>> Start Dataset excerpts

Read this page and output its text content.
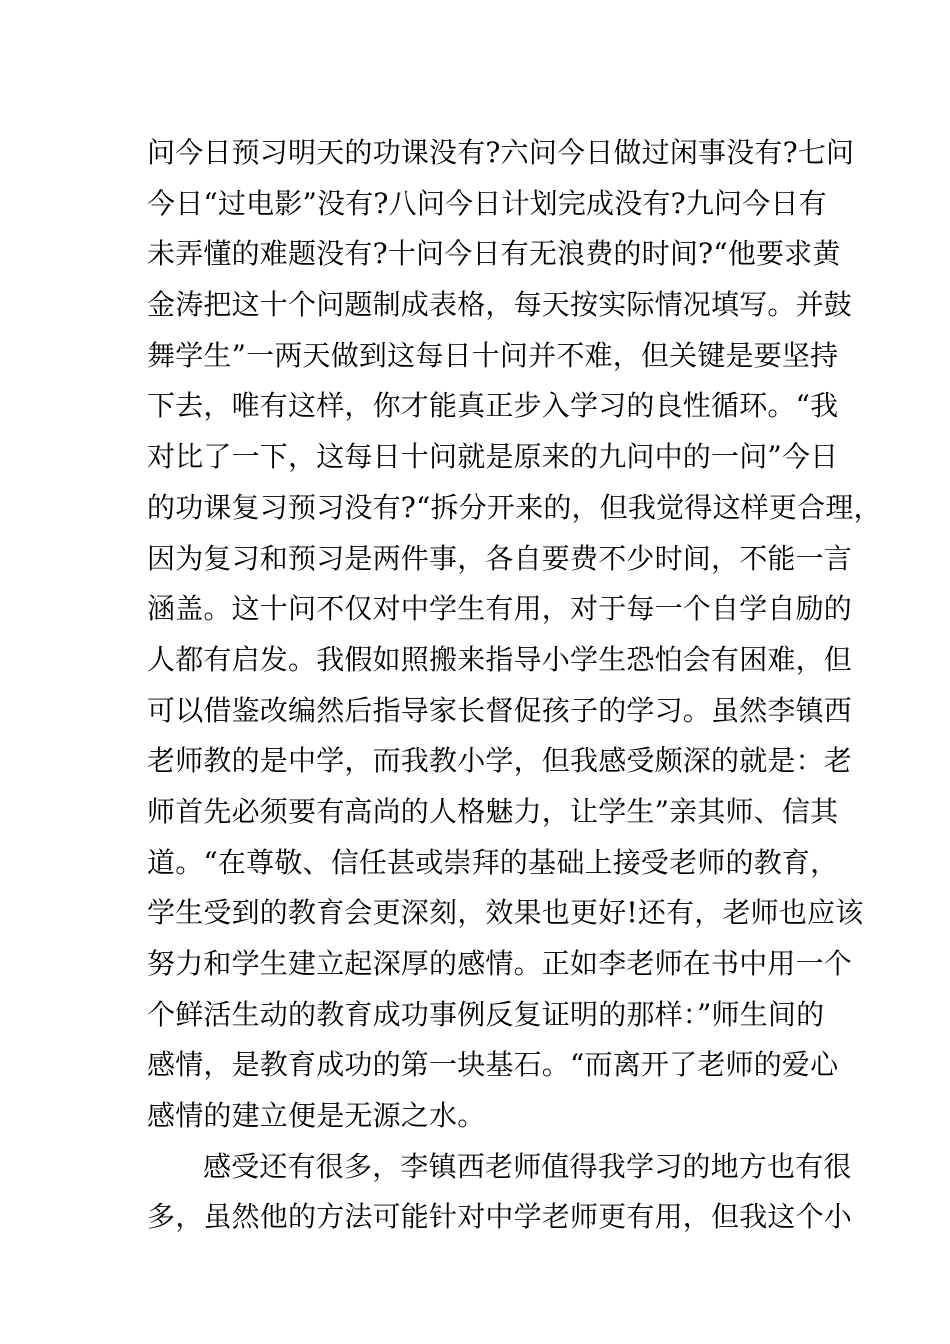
问今日预习明天的功课没有?六问今日做过闲事没有?七问
今日“过电影”没有?八问今日计划完成没有?九问今日有
未弄懂的难题没有?十问今日有无浪费的时间?“他要求黄
金涛把这十个问题制成表格，每天按实际情况填写。并鼓
舞学生”一两天做到这每日十问并不难，但关键是要坚持
下去，唯有这样，你才能真正步入学习的良性循环。“我
对比了一下，这每日十问就是原来的九问中的一问”今日
的功课复习预习没有?“拆分开来的，但我觉得这样更合理，
因为复习和预习是两件事，各自要费不少时间，不能一言
涵盖。这十问不仅对中学生有用，对于每一个自学自励的
人都有启发。我假如照搬来指导小学生恐怕会有困难，但
可以借鉴改编然后指导家长督促孩子的学习。虽然李镇西
老师教的是中学，而我教小学，但我感受颇深的就是：老
师首先必须要有高尚的人格魅力，让学生”亲其师、信其
道。“在尊敬、信任甚或崇拜的基础上接受老师的教育，
学生受到的教育会更深刻，效果也更好!还有，老师也应该
努力和学生建立起深厚的感情。正如李老师在书中用一个
个鲜活生动的教育成功事例反复证明的那样：”师生间的
感情，是教育成功的第一块基石。“而离开了老师的爱心
感情的建立便是无源之水。
感受还有很多，李镇西老师值得我学习的地方也有很
多，虽然他的方法可能针对中学老师更有用，但我这个小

>> End Dataset excerpts

**Short problem:** Output the data exactly. Pictures don't belong in the result.

**Exercise response:**
Read this page and output its text content.
问今日预习明天的功课没有?六问今日做过闲事没有?七问
今日“过电影”没有?八问今日计划完成没有?九问今日有
未弄懂的难题没有?十问今日有无浪费的时间?“他要求黄
金涛把这十个问题制成表格，每天按实际情况填写。并鼓
舞学生”一两天做到这每日十问并不难，但关键是要坚持
下去，唯有这样，你才能真正步入学习的良性循环。“我
对比了一下，这每日十问就是原来的九问中的一问”今日
的功课复习预习没有?“拆分开来的，但我觉得这样更合理，
因为复习和预习是两件事，各自要费不少时间，不能一言
涵盖。这十问不仅对中学生有用，对于每一个自学自励的
人都有启发。我假如照搬来指导小学生恐怕会有困难，但
可以借鉴改编然后指导家长督促孩子的学习。虽然李镇西
老师教的是中学，而我教小学，但我感受颇深的就是：老
师首先必须要有高尚的人格魅力，让学生”亲其师、信其
道。“在尊敬、信任甚或崇拜的基础上接受老师的教育，
学生受到的教育会更深刻，效果也更好!还有，老师也应该
努力和学生建立起深厚的感情。正如李老师在书中用一个
个鲜活生动的教育成功事例反复证明的那样：”师生间的
感情，是教育成功的第一块基石。“而离开了老师的爱心
感情的建立便是无源之水。
感受还有很多，李镇西老师值得我学习的地方也有很
多，虽然他的方法可能针对中学老师更有用，但我这个小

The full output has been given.